→ **Work to be completed**: Return every record exactly as written.

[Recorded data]
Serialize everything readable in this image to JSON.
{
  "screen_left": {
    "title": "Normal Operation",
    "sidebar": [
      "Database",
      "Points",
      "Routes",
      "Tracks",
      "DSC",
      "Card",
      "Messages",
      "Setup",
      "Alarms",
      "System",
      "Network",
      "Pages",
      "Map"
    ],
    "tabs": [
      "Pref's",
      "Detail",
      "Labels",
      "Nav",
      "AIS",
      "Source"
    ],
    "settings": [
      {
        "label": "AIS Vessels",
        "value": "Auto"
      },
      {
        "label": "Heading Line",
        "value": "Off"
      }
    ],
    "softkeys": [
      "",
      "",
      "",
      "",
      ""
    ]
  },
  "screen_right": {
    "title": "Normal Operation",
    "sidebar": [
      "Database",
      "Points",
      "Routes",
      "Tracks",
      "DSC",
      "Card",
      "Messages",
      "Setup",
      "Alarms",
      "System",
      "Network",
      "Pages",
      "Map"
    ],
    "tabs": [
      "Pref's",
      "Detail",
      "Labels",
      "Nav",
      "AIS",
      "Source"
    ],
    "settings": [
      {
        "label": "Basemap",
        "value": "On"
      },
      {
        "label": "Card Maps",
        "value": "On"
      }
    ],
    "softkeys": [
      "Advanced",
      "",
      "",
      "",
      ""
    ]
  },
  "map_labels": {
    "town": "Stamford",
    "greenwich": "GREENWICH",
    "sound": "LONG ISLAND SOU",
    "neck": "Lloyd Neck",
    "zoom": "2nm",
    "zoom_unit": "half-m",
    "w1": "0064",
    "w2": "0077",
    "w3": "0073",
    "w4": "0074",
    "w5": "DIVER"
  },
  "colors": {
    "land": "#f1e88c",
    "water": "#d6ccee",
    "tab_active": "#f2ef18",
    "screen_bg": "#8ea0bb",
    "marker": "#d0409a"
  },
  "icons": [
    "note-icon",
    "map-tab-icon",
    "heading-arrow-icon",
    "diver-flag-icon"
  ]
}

→ **Correct result**:
Serialize everything readable in this image to JSON.
{
  "screen_left": {
    "title": "Normal Operation",
    "sidebar": [
      "Database",
      "Points",
      "Routes",
      "Tracks",
      "DSC",
      "Card",
      "Messages",
      "Setup",
      "Alarms",
      "System",
      "Network",
      "Pages",
      "Map"
    ],
    "tabs": [
      "Pref's",
      "Detail",
      "Labels",
      "Nav",
      "AIS",
      "Source"
    ],
    "settings": [
      {
        "label": "AIS Vessels",
        "value": "Auto"
      },
      {
        "label": "Heading Line",
        "value": "Off"
      }
    ],
    "softkeys": [
      "",
      "",
      "",
      "",
      ""
    ]
  },
  "screen_right": {
    "title": "Normal Operation",
    "sidebar": [
      "Database",
      "Points",
      "Routes",
      "Tracks",
      "DSC",
      "Card",
      "Messages",
      "Setup",
      "Alarms",
      "System",
      "Network",
      "Pages",
      "Map"
    ],
    "tabs": [
      "Pref's",
      "Detail",
      "Labels",
      "Nav",
      "AIS",
      "Source"
    ],
    "settings": [
      {
        "label": "Basemap",
        "value": "On"
      },
      {
        "label": "Card Maps",
        "value": "On"
      }
    ],
    "softkeys": [
      "Advanced",
      "",
      "",
      "",
      ""
    ]
  },
  "map_labels": {
    "town": "Stamford",
    "greenwich": "GREENWICH",
    "sound": "LONG ISLAND SOU",
    "neck": "Lloyd Neck",
    "zoom": "2nm",
    "zoom_unit": "half-m",
    "w1": "0064",
    "w2": "0077",
    "w3": "0073",
    "w4": "0074",
    "w5": "DIVER"
  },
  "colors": {
    "land": "#f1e88c",
    "water": "#d6ccee",
    "tab_active": "#f2ef18",
    "screen_bg": "#8ea0bb",
    "marker": "#d0409a"
  },
  "icons": [
    "note-icon",
    "map-tab-icon",
    "heading-arrow-icon",
    "diver-flag-icon"
  ]
}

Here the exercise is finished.